Request:
Provide only the number of lines in the records below that include "virtaama".
<<<<
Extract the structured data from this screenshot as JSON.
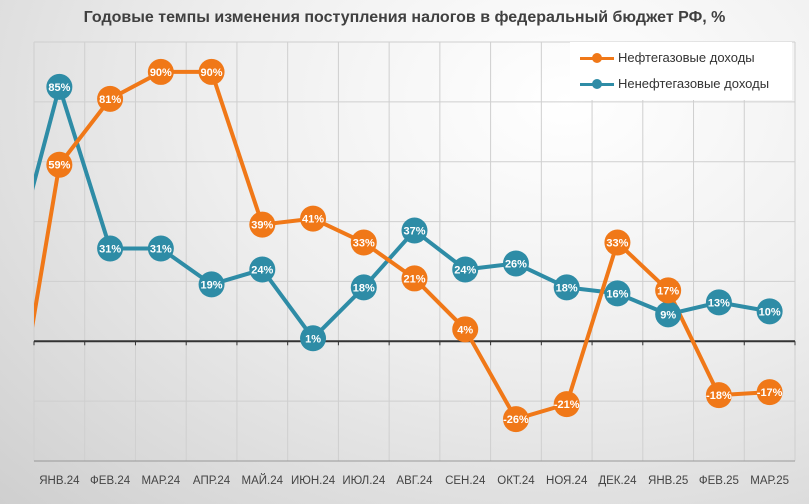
{
  "chart_data": {
    "type": "line",
    "title": "Годовые темпы изменения поступления налогов в федеральный бюджет РФ, %",
    "xlabel": "",
    "ylabel": "",
    "ylim": [
      -40,
      100
    ],
    "grid": true,
    "legend_position": "top-right",
    "categories": [
      "ЯНВ.24",
      "ФЕВ.24",
      "МАР.24",
      "АПР.24",
      "МАЙ.24",
      "ИЮН.24",
      "ИЮЛ.24",
      "АВГ.24",
      "СЕН.24",
      "ОКТ.24",
      "НОЯ.24",
      "ДЕК.24",
      "ЯНВ.25",
      "ФЕВ.25",
      "МАР.25"
    ],
    "series": [
      {
        "name": "Нефтегазовые доходы",
        "color": "#f07818",
        "prior_value": -42,
        "values": [
          59,
          81,
          90,
          90,
          39,
          41,
          33,
          21,
          4,
          -26,
          -21,
          33,
          17,
          -18,
          -17
        ]
      },
      {
        "name": "Ненефтегазовые доходы",
        "color": "#2e8ca6",
        "prior_value": 21,
        "values": [
          85,
          31,
          31,
          19,
          24,
          1,
          18,
          37,
          24,
          26,
          18,
          16,
          9,
          13,
          10
        ]
      }
    ]
  }
}
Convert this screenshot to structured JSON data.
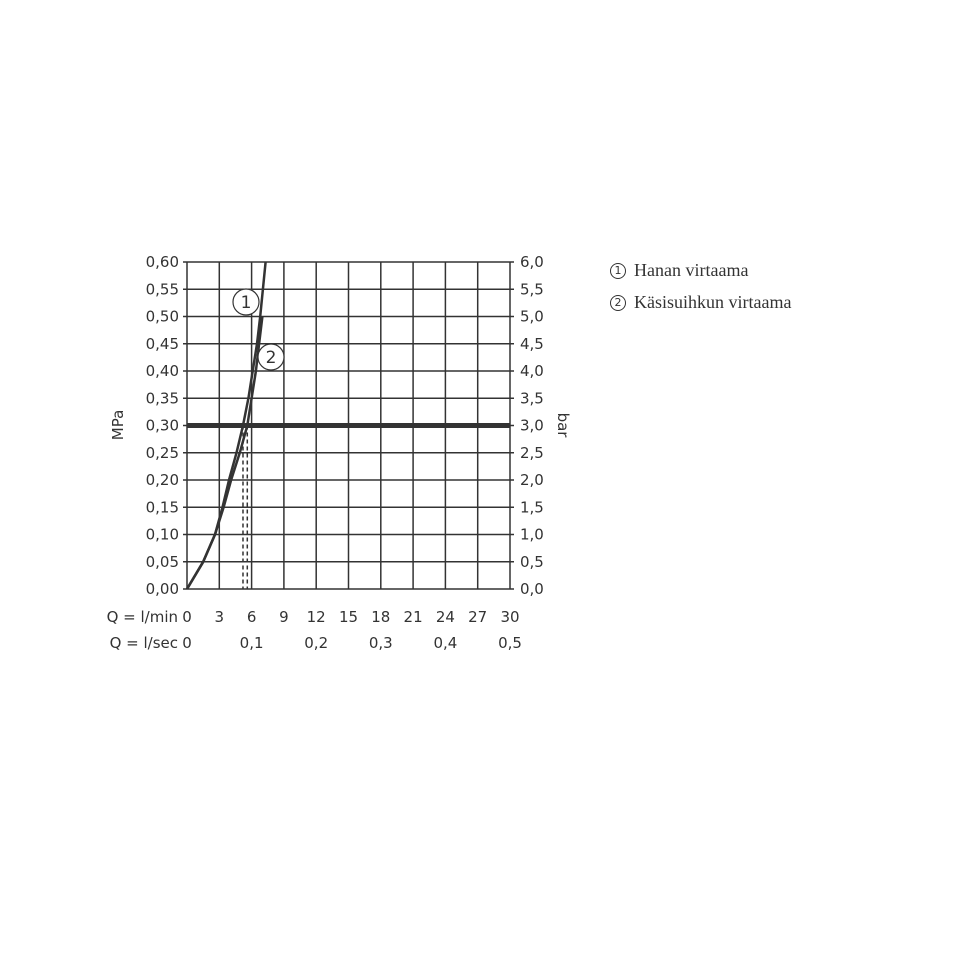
{
  "chart_data": {
    "type": "line",
    "ylabel_left": "MPa",
    "ylabel_right": "bar",
    "xlabel_rows": [
      "Q = l/min",
      "Q = l/sec"
    ],
    "x_ticks_lmin": [
      "0",
      "3",
      "6",
      "9",
      "12",
      "15",
      "18",
      "21",
      "24",
      "27",
      "30"
    ],
    "x_ticks_lsec": [
      "0",
      "0,1",
      "0,2",
      "0,3",
      "0,4",
      "0,5"
    ],
    "y_ticks_left": [
      "0,00",
      "0,05",
      "0,10",
      "0,15",
      "0,20",
      "0,25",
      "0,30",
      "0,35",
      "0,40",
      "0,45",
      "0,50",
      "0,55",
      "0,60"
    ],
    "y_ticks_right": [
      "0,0",
      "0,5",
      "1,0",
      "1,5",
      "2,0",
      "2,5",
      "3,0",
      "3,5",
      "4,0",
      "4,5",
      "5,0",
      "5,5",
      "6,0"
    ],
    "xlim": [
      0,
      30
    ],
    "ylim": [
      0,
      0.6
    ],
    "grid": true,
    "reference_line_y": 0.3,
    "series": [
      {
        "name": "Hanan virtaama",
        "label": "1",
        "points": [
          [
            0,
            0
          ],
          [
            1.5,
            0.05
          ],
          [
            2.6,
            0.1
          ],
          [
            3.3,
            0.15
          ],
          [
            3.9,
            0.2
          ],
          [
            4.6,
            0.25
          ],
          [
            5.2,
            0.3
          ],
          [
            5.7,
            0.35
          ],
          [
            6.1,
            0.4
          ],
          [
            6.5,
            0.45
          ],
          [
            6.8,
            0.5
          ],
          [
            7.05,
            0.55
          ],
          [
            7.3,
            0.6
          ]
        ],
        "drop_x": 5.2
      },
      {
        "name": "Käsisuihkun virtaama",
        "label": "2",
        "points": [
          [
            0,
            0
          ],
          [
            1.5,
            0.05
          ],
          [
            2.6,
            0.1
          ],
          [
            3.4,
            0.15
          ],
          [
            4.1,
            0.2
          ],
          [
            4.9,
            0.25
          ],
          [
            5.6,
            0.3
          ],
          [
            6.0,
            0.35
          ],
          [
            6.4,
            0.4
          ],
          [
            6.7,
            0.45
          ],
          [
            7.0,
            0.5
          ]
        ],
        "drop_x": 5.6
      }
    ],
    "legend_placement": "right"
  },
  "legend": [
    {
      "num": "1",
      "text": "Hanan virtaama"
    },
    {
      "num": "2",
      "text": "Käsisuihkun virtaama"
    }
  ]
}
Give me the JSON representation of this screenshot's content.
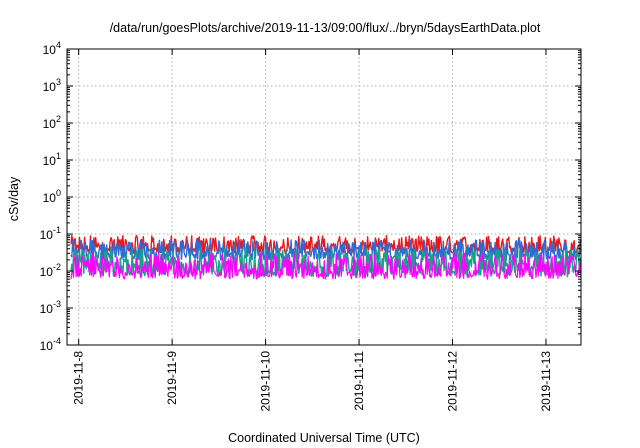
{
  "chart_data": {
    "type": "line",
    "title": "/data/run/goesPlots/archive/2019-11-13/09:00/flux/../bryn/5daysEarthData.plot",
    "xlabel": "Coordinated Universal Time (UTC)",
    "ylabel": "cSv/day",
    "yscale": "log",
    "ylim": [
      0.0001,
      10000
    ],
    "y_ticks": [
      {
        "base": "10",
        "exp": "-4"
      },
      {
        "base": "10",
        "exp": "-3"
      },
      {
        "base": "10",
        "exp": "-2"
      },
      {
        "base": "10",
        "exp": "-1"
      },
      {
        "base": "10",
        "exp": "0"
      },
      {
        "base": "10",
        "exp": "1"
      },
      {
        "base": "10",
        "exp": "2"
      },
      {
        "base": "10",
        "exp": "3"
      },
      {
        "base": "10",
        "exp": "4"
      }
    ],
    "x_range": [
      "2019-11-07T21:00",
      "2019-11-13T09:00"
    ],
    "x_ticks": [
      "2019-11-8",
      "2019-11-9",
      "2019-11-10",
      "2019-11-11",
      "2019-11-12",
      "2019-11-13"
    ],
    "grid": true,
    "series": [
      {
        "color": "#e8191c",
        "y_range": [
          0.03,
          0.09
        ]
      },
      {
        "color": "#2e6bd6",
        "y_range": [
          0.02,
          0.07
        ]
      },
      {
        "color": "#1aa08a",
        "y_range": [
          0.007,
          0.04
        ]
      },
      {
        "color": "#ff00ff",
        "y_range": [
          0.006,
          0.03
        ]
      }
    ]
  }
}
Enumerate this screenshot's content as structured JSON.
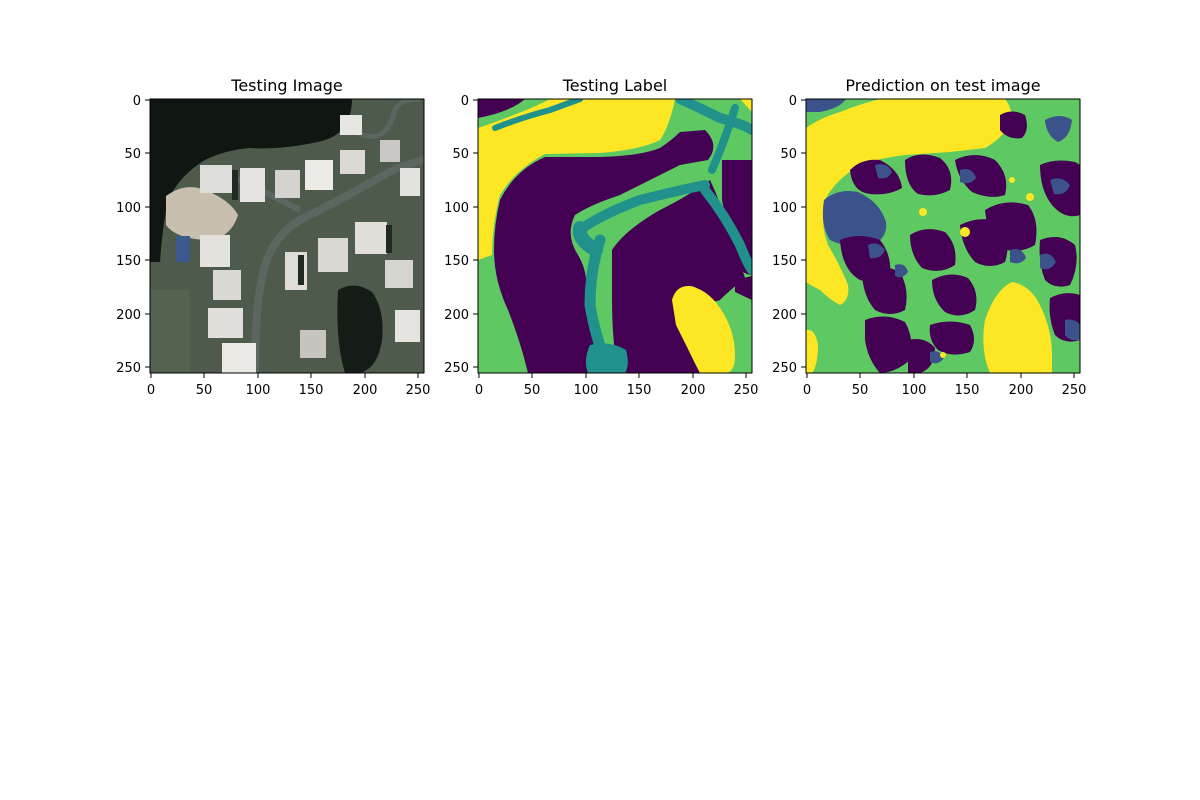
{
  "colors": {
    "background": "#ffffff",
    "axis": "#000000",
    "viridis_class_0": "#440154",
    "viridis_class_1": "#3b528b",
    "viridis_class_2": "#21918c",
    "viridis_class_3": "#5ec962",
    "viridis_class_4": "#fde725",
    "satellite_water": "#111814",
    "satellite_ground": "#4d5a4a",
    "satellite_roof": "#d8d8d6",
    "satellite_road": "#53605a",
    "satellite_sand": "#c8bdaa"
  },
  "panels": [
    {
      "title": "Testing Image",
      "content": "satellite-rgb",
      "xticks": [
        "0",
        "50",
        "100",
        "150",
        "200",
        "250"
      ],
      "yticks": [
        "0",
        "50",
        "100",
        "150",
        "200",
        "250"
      ]
    },
    {
      "title": "Testing Label",
      "content": "segmentation-label",
      "xticks": [
        "0",
        "50",
        "100",
        "150",
        "200",
        "250"
      ],
      "yticks": [
        "0",
        "50",
        "100",
        "150",
        "200",
        "250"
      ]
    },
    {
      "title": "Prediction on test image",
      "content": "segmentation-prediction",
      "xticks": [
        "0",
        "50",
        "100",
        "150",
        "200",
        "250"
      ],
      "yticks": [
        "0",
        "50",
        "100",
        "150",
        "200",
        "250"
      ]
    }
  ]
}
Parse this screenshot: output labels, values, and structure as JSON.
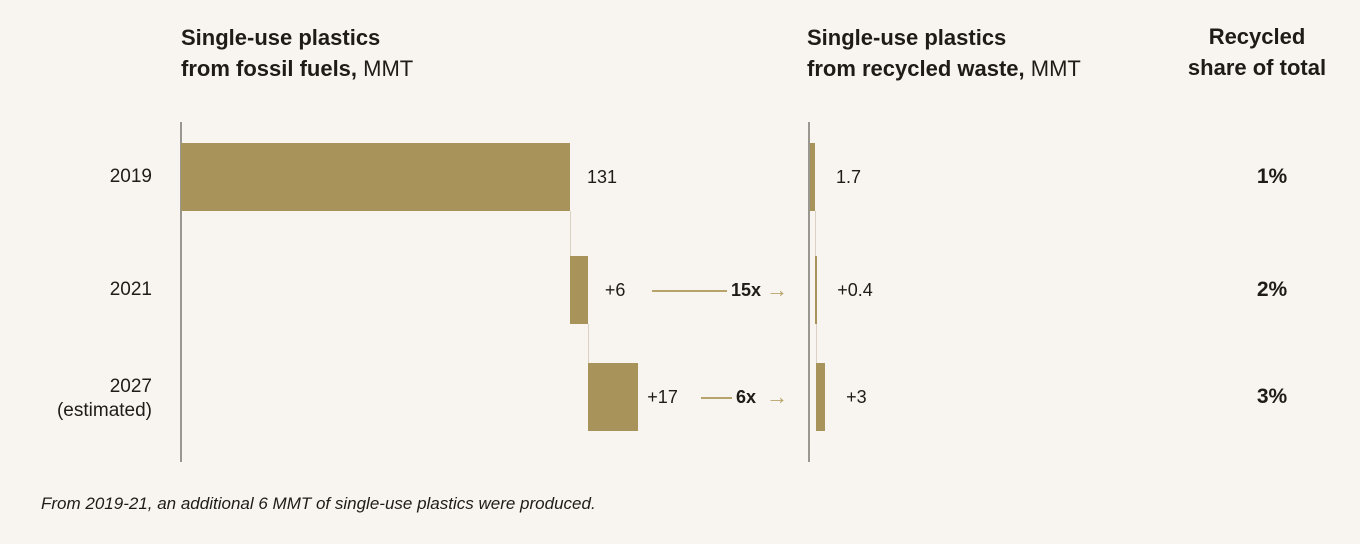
{
  "headers": {
    "fossil_bold_line1": "Single-use plastics",
    "fossil_bold_line2": "from fossil fuels,",
    "fossil_unit": " MMT",
    "recycled_bold_line1": "Single-use plastics",
    "recycled_bold_line2": "from recycled waste,",
    "recycled_unit": " MMT",
    "share_line1": "Recycled",
    "share_line2": "share of total"
  },
  "chart_data": {
    "type": "bar",
    "subtype": "waterfall",
    "categories": [
      "2019",
      "2021",
      "2027"
    ],
    "category_notes": [
      "",
      "",
      "(estimated)"
    ],
    "series": [
      {
        "name": "Single-use plastics from fossil fuels, MMT",
        "values": [
          131,
          6,
          17
        ],
        "labels": [
          "131",
          "+6",
          "+17"
        ]
      },
      {
        "name": "Single-use plastics from recycled waste, MMT",
        "values": [
          1.7,
          0.4,
          3
        ],
        "labels": [
          "1.7",
          "+0.4",
          "+3"
        ]
      }
    ],
    "multipliers": [
      "",
      "15x",
      "6x"
    ],
    "recycled_share": [
      "1%",
      "2%",
      "3%"
    ],
    "fossil_xlim": [
      0,
      154
    ],
    "recycled_xlim": [
      0,
      154
    ],
    "colors": {
      "bar": "#a8945a",
      "arrow": "#b8a36a",
      "axis": "#9a9690",
      "background": "#f8f4ef"
    },
    "arrow_icon": "arrow-right-icon"
  },
  "footnote": "From 2019-21, an additional 6 MMT of single-use plastics were produced."
}
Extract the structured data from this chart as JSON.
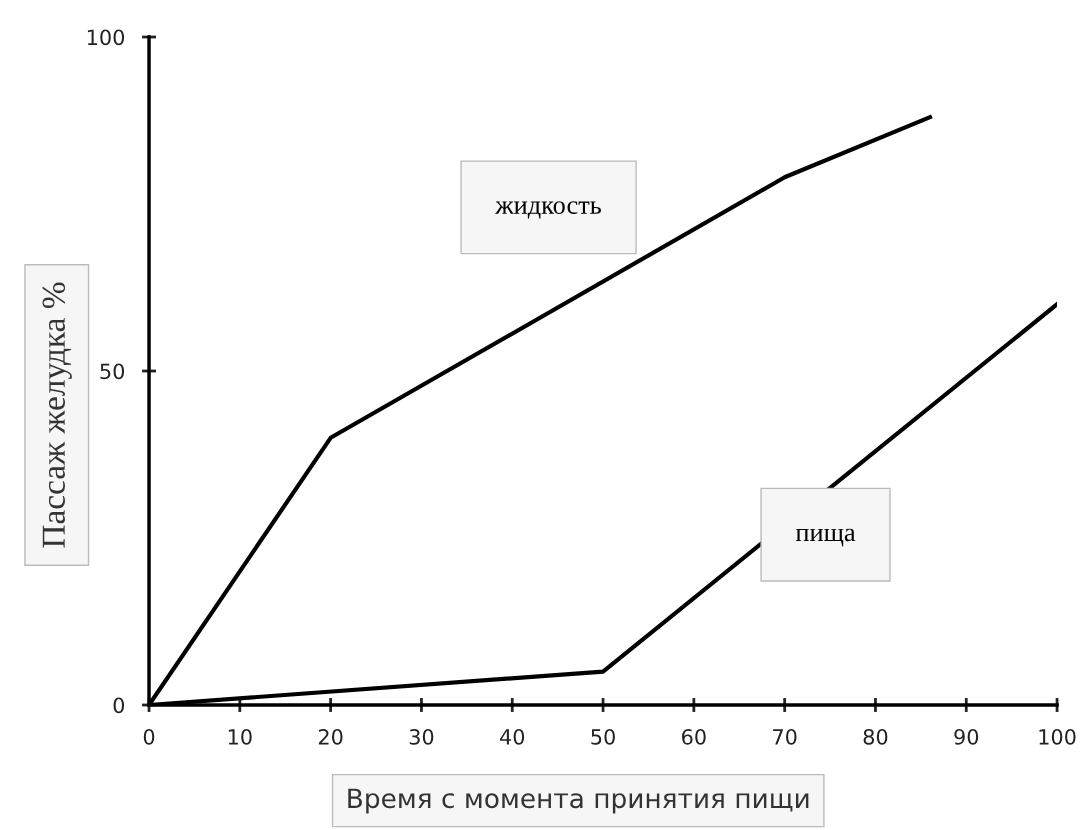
{
  "chart_data": {
    "type": "line",
    "xlabel": "Время с момента принятия пищи",
    "ylabel": "Пассаж желудка %",
    "series": [
      {
        "name": "жидкость",
        "color": "#000000",
        "x": [
          0,
          20,
          70,
          86
        ],
        "values": [
          0,
          40,
          79,
          88
        ]
      },
      {
        "name": "пища",
        "color": "#000000",
        "x": [
          0,
          50,
          100
        ],
        "values": [
          0,
          5,
          60
        ]
      }
    ],
    "xlim": [
      0,
      100
    ],
    "ylim": [
      0,
      100
    ],
    "xticks": [
      0,
      10,
      20,
      30,
      40,
      50,
      60,
      70,
      80,
      90,
      100
    ],
    "yticks": [
      0,
      50,
      100
    ],
    "grid": false,
    "legend": false,
    "marker": "none",
    "line_style": "solid"
  }
}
>>>>
Expected answer:
4